» **JOB**:
Show only lines that include "this".

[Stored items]
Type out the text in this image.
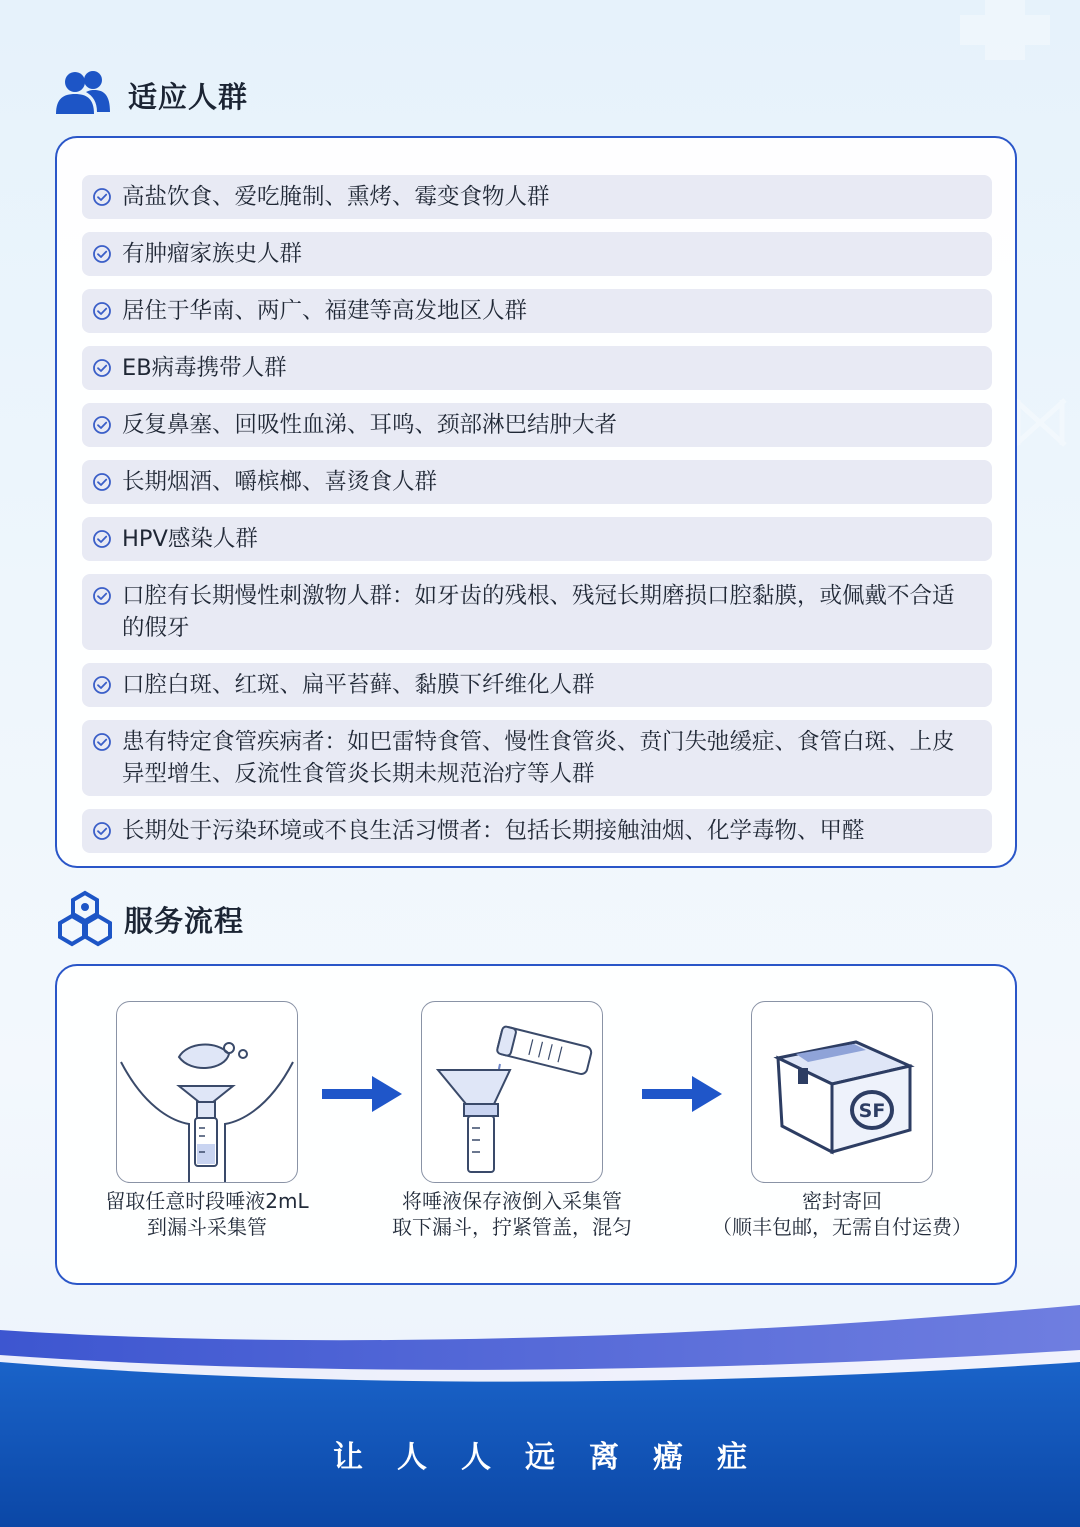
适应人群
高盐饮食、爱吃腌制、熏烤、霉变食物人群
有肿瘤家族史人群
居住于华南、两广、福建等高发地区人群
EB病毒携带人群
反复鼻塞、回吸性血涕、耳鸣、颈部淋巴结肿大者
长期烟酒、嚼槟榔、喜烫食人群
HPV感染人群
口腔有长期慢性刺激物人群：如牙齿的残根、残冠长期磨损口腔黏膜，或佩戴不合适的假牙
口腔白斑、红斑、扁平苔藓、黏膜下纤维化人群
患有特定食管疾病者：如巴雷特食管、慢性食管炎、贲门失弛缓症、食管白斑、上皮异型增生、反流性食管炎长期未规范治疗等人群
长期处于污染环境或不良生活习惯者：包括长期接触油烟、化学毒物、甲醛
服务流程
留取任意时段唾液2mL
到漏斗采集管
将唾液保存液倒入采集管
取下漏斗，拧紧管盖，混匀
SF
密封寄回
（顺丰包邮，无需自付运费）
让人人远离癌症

==

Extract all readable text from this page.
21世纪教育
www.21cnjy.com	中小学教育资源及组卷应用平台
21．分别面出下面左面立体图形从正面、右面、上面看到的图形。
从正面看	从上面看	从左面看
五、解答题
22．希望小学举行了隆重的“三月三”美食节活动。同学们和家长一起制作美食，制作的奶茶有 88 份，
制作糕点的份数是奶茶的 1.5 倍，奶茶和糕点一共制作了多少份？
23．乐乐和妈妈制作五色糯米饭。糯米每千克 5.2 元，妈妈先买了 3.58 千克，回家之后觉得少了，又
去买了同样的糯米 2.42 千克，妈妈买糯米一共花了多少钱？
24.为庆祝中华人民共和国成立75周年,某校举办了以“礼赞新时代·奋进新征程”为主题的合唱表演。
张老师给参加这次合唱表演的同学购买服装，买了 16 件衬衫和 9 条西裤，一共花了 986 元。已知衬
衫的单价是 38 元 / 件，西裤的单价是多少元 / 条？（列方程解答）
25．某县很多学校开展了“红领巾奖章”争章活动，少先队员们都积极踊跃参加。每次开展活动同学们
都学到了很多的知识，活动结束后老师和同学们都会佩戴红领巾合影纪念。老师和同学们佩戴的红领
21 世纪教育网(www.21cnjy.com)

» **RESPONSE BELOW**:
Type out the text in this image.
Extract all readable text from this page.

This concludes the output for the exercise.